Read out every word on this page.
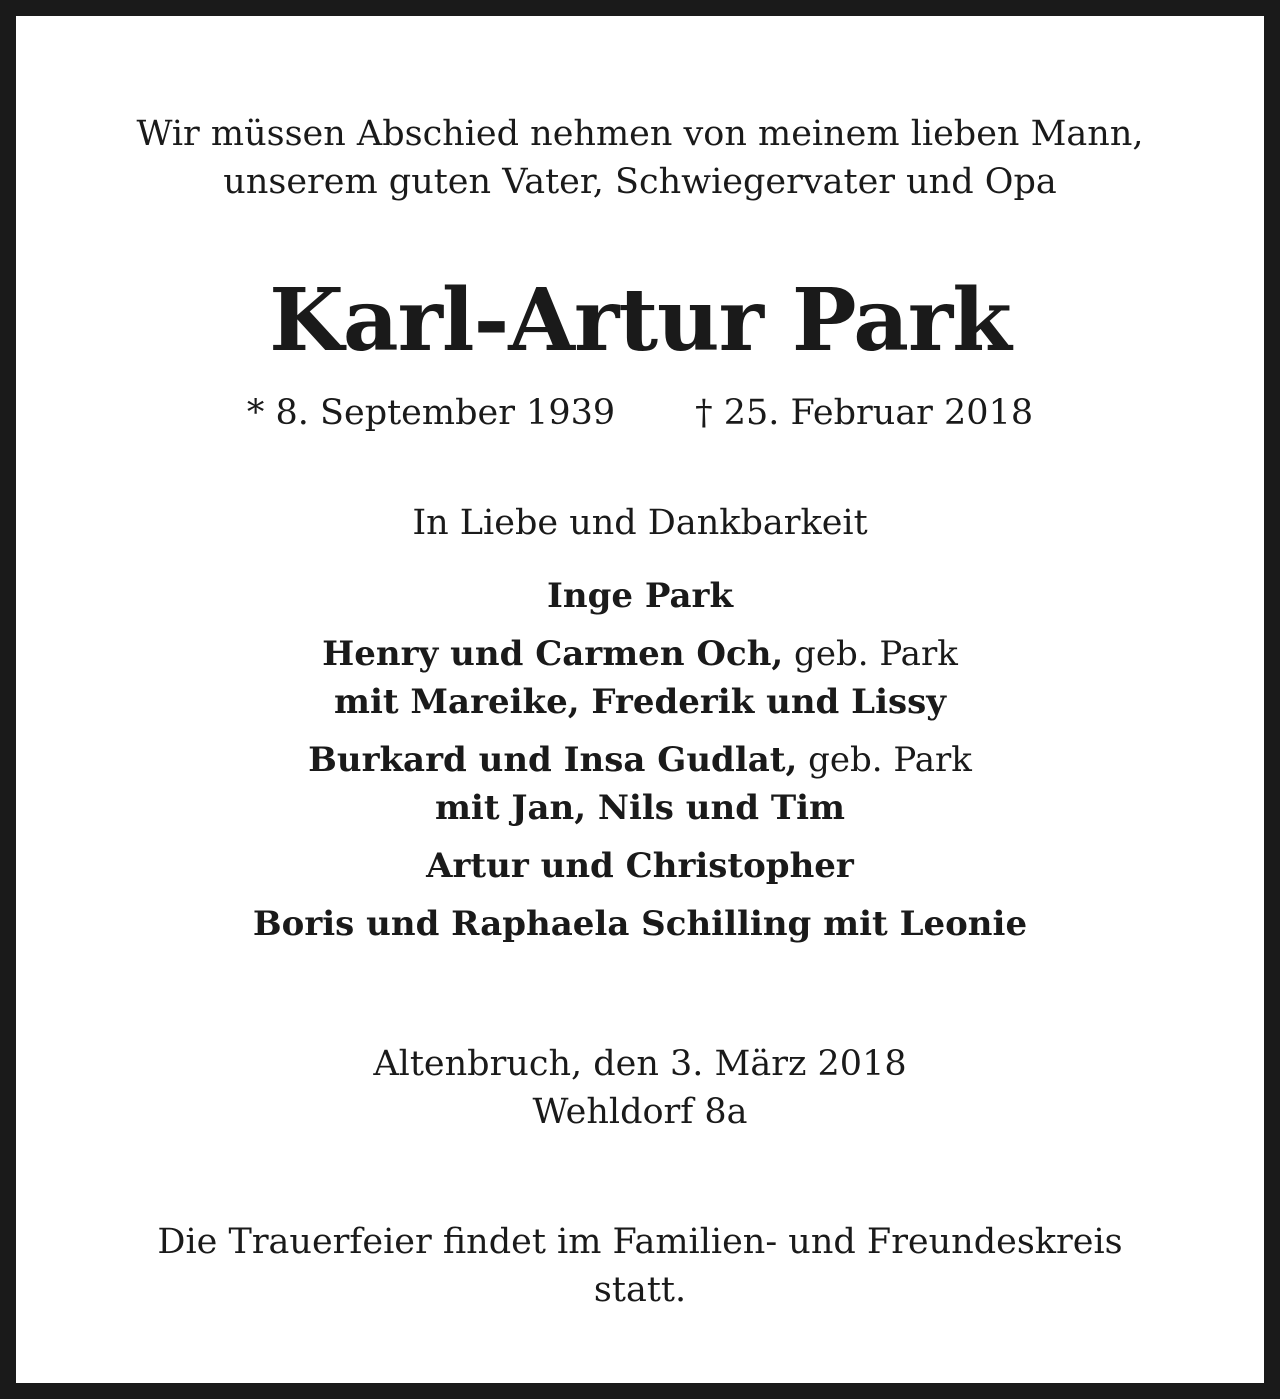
Wir müssen Abschied nehmen von meinem lieben Mann,
unserem guten Vater, Schwiegervater und Opa
Karl-Artur Park
* 8. September 1939 † 25. Februar 2018
In Liebe und Dankbarkeit
Inge Park
Henry und Carmen Och, geb. Park
mit Mareike, Frederik und Lissy
Burkard und Insa Gudlat, geb. Park
mit Jan, Nils und Tim
Artur und Christopher
Boris und Raphaela Schilling mit Leonie
Altenbruch, den 3. März 2018
Wehldorf 8a
Die Trauerfeier findet im Familien- und Freundeskreis
statt.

+---+

## [Stated exercise]
Copy out each line of the entries that holds "Park".

## [Final result]
Karl-Artur Park
Inge Park
Henry und Carmen Och, geb. Park
Burkard und Insa Gudlat, geb. Park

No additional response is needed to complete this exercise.